Tell how many lines in the data below include the word "color". The answer is the number only.

··· RECORDS SUPPLIED

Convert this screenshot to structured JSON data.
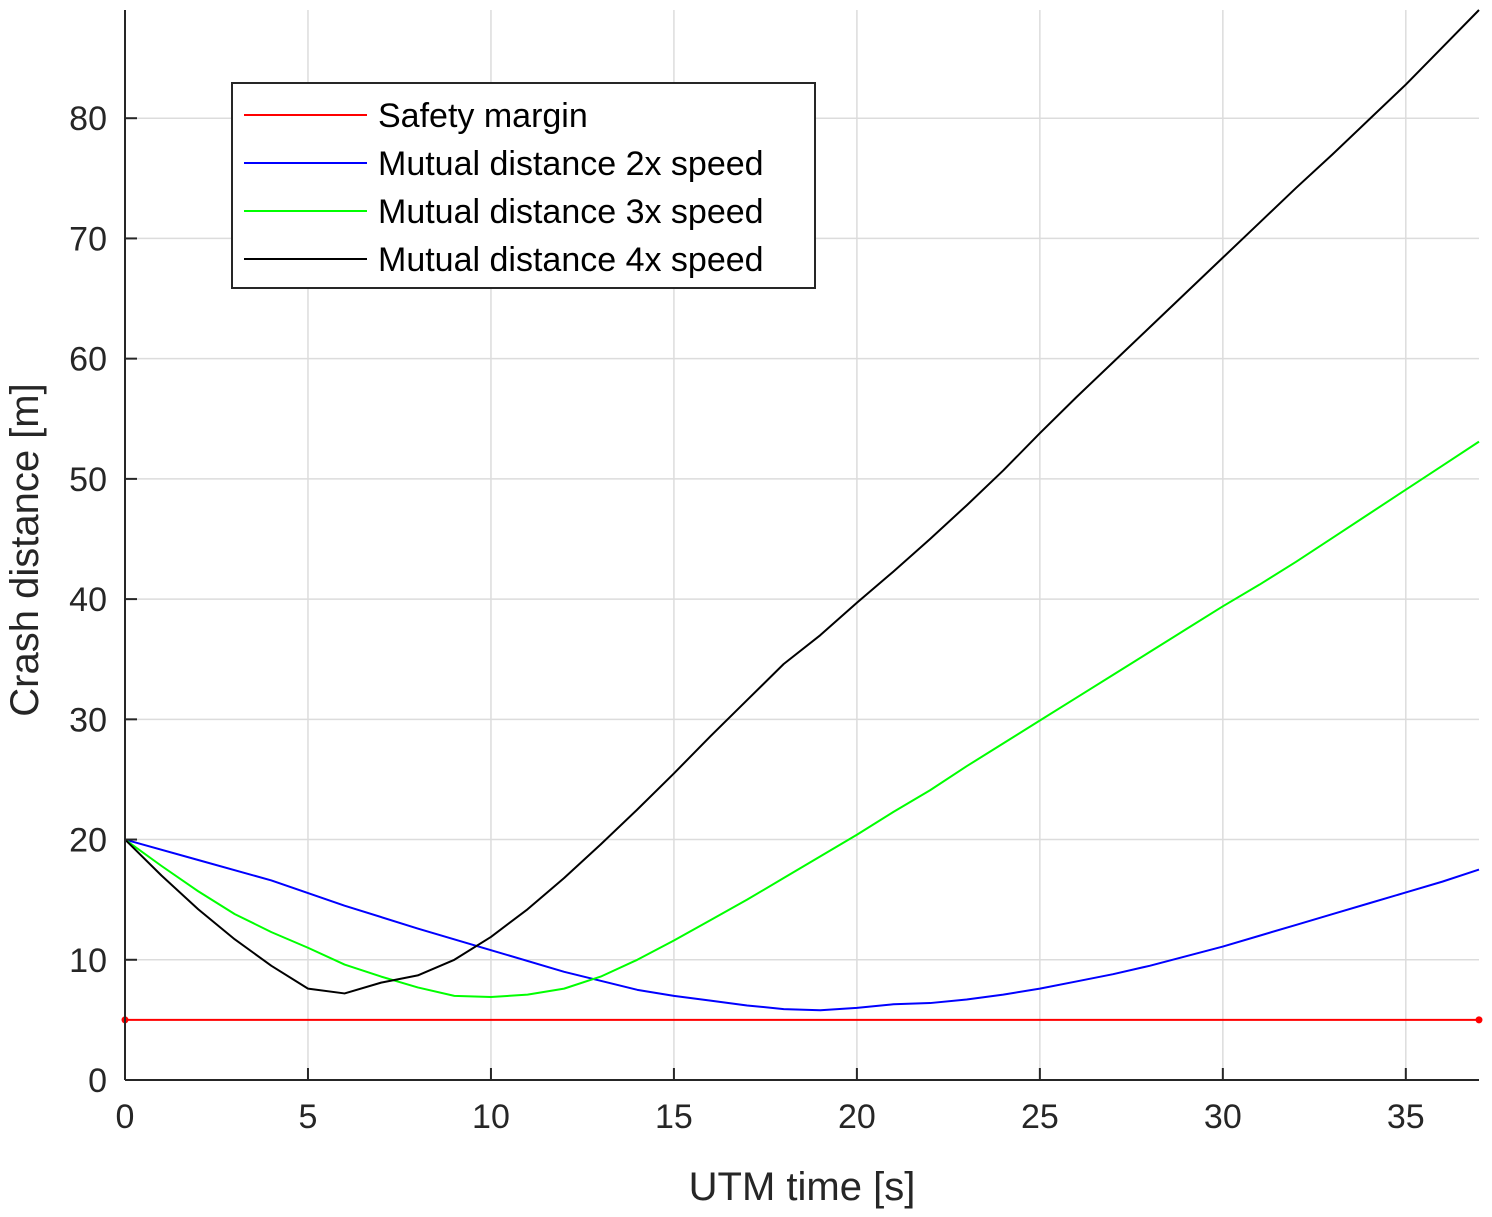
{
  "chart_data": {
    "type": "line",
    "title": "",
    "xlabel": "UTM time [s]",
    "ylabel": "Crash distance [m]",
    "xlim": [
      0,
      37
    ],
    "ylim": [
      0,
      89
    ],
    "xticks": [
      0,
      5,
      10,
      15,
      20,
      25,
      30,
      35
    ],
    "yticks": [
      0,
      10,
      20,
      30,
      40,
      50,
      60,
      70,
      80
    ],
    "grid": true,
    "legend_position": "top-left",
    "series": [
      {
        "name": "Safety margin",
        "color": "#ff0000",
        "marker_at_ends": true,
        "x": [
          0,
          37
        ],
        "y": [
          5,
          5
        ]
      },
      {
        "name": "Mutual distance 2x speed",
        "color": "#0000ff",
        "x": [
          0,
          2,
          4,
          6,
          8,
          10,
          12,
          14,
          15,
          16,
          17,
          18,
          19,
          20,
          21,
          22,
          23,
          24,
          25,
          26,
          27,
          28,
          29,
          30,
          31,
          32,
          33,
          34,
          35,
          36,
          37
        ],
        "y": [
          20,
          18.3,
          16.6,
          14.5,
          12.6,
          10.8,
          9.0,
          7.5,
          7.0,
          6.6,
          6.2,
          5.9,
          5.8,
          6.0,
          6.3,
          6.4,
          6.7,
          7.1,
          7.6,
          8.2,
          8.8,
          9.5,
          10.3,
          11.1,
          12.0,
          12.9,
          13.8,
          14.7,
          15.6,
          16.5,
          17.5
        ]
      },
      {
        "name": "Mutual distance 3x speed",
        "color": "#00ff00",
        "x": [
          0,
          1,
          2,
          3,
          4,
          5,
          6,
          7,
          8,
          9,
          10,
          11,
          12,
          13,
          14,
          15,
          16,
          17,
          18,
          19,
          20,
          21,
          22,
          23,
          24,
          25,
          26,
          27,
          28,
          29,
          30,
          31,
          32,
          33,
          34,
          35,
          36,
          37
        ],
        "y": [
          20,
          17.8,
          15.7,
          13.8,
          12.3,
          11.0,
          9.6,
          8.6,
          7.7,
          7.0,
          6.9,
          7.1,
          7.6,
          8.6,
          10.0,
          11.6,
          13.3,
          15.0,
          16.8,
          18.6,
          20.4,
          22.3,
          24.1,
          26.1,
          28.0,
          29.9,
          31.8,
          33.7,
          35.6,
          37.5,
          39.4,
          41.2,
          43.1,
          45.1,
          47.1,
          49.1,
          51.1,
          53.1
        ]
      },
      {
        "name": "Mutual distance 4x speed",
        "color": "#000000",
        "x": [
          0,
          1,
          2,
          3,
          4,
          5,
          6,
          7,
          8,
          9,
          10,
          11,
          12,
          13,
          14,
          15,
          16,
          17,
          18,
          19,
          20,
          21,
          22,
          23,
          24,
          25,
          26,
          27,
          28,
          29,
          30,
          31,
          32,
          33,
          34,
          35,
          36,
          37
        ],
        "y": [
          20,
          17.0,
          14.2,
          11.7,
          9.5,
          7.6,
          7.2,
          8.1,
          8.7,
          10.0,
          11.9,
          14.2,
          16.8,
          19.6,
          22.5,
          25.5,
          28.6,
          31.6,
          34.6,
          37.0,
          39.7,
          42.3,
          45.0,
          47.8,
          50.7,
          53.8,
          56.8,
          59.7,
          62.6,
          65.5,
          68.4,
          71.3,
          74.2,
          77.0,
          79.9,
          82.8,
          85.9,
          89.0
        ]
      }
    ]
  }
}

······

→ **TASK RESULT**
4